Your instructions:
Scan the following material for the string "报石家庄市应急管理局备案" and copy each line in which it appears.

Raw records:
===============

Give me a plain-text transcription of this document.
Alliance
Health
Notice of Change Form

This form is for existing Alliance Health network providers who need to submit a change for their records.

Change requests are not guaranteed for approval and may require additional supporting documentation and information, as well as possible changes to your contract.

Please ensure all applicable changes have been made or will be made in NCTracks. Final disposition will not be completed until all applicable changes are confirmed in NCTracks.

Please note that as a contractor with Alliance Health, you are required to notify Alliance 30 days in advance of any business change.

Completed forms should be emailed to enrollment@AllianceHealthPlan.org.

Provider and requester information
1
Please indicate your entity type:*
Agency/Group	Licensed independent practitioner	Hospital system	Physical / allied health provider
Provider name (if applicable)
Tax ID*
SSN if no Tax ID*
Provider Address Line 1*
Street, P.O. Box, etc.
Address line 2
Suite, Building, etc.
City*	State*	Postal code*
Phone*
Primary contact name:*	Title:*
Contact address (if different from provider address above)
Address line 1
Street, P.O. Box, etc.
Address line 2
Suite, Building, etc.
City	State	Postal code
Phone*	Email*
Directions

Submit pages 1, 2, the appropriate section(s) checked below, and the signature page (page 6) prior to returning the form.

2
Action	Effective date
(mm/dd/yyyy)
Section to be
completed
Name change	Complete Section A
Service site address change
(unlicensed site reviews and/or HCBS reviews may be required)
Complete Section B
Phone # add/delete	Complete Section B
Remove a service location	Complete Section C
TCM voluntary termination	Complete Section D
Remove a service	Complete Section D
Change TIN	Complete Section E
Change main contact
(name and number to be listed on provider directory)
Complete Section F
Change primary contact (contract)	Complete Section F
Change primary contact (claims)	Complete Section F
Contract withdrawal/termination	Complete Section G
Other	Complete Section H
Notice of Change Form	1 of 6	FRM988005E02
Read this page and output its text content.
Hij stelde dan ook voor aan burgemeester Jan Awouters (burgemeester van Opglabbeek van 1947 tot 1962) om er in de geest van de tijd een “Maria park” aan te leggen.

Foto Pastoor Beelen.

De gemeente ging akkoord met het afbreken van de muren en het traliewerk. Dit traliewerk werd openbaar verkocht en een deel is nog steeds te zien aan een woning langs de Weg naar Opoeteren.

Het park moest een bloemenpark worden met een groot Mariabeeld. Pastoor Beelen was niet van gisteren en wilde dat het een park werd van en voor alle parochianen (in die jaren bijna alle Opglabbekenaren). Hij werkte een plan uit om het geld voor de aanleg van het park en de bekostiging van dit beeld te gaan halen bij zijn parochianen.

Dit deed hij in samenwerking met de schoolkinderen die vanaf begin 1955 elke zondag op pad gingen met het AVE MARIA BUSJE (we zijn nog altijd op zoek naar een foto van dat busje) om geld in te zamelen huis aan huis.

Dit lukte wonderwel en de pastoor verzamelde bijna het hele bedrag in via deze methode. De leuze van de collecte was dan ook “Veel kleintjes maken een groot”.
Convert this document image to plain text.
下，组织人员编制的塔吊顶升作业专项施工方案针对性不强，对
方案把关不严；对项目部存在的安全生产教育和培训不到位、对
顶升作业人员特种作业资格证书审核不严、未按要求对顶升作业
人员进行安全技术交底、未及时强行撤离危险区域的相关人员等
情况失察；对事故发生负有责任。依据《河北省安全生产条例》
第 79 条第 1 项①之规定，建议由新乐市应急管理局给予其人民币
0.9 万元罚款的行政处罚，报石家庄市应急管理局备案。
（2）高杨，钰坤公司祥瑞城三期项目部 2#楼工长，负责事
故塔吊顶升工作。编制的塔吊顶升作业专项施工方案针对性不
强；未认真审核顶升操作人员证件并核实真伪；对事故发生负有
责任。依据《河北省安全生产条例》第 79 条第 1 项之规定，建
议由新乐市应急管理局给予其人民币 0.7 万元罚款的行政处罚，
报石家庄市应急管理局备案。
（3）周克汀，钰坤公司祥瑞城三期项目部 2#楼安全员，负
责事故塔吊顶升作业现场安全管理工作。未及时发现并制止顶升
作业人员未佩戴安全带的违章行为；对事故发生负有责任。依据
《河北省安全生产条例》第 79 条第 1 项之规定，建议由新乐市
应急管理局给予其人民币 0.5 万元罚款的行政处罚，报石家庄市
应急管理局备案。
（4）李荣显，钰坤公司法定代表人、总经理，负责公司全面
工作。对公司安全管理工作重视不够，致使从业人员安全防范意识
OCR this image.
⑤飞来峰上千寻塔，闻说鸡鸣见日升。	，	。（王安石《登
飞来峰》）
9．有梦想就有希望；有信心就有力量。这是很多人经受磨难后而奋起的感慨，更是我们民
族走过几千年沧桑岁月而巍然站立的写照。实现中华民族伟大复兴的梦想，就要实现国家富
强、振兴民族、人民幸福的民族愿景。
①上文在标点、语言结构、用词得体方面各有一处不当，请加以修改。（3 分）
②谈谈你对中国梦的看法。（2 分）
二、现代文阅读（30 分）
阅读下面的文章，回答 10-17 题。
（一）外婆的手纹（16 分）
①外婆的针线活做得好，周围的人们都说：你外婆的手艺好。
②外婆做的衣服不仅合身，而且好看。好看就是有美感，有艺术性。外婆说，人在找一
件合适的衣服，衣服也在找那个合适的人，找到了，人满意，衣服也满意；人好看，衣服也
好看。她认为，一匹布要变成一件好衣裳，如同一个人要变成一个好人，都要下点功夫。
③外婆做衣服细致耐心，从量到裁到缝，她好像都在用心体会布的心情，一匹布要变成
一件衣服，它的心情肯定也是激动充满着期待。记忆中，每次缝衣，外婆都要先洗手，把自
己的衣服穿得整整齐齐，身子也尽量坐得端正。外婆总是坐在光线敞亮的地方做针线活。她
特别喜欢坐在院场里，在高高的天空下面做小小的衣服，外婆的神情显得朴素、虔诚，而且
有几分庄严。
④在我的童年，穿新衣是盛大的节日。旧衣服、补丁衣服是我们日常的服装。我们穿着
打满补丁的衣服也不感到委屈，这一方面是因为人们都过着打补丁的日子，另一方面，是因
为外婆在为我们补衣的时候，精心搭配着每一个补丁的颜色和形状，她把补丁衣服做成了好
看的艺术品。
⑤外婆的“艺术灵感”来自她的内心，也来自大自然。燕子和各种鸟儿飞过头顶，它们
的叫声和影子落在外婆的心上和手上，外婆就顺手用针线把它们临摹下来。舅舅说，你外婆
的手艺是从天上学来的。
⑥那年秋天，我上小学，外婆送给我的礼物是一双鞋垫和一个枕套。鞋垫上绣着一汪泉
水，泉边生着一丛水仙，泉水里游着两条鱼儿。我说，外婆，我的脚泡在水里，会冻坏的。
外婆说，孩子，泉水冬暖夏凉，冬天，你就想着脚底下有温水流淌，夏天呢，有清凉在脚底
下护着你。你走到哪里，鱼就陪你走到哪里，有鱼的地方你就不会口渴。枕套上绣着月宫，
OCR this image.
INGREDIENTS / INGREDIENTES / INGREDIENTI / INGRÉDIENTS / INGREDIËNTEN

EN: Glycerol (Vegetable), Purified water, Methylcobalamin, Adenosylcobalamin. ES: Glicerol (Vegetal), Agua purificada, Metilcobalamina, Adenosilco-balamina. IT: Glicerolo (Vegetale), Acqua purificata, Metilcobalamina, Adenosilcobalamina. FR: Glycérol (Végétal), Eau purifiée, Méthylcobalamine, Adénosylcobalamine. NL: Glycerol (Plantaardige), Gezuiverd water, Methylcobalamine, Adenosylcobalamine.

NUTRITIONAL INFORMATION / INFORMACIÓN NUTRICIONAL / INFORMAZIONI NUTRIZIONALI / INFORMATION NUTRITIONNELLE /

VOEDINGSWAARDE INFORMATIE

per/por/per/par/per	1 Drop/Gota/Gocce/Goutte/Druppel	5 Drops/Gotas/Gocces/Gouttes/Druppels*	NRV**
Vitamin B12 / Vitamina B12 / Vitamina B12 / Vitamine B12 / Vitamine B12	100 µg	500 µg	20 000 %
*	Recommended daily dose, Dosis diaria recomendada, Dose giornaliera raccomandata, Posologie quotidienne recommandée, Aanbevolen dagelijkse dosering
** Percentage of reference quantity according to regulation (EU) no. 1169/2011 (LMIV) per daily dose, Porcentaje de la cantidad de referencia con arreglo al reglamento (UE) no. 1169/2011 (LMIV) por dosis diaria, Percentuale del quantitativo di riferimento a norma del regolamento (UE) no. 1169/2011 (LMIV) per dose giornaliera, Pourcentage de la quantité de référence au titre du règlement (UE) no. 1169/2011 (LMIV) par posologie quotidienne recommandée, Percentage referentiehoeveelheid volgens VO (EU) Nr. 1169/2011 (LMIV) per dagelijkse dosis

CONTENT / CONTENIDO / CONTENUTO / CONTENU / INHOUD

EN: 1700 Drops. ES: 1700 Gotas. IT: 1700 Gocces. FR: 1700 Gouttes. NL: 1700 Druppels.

===============

Correct result:
0.9 万元罚款的行政处罚，报石家庄市应急管理局备案。
报石家庄市应急管理局备案。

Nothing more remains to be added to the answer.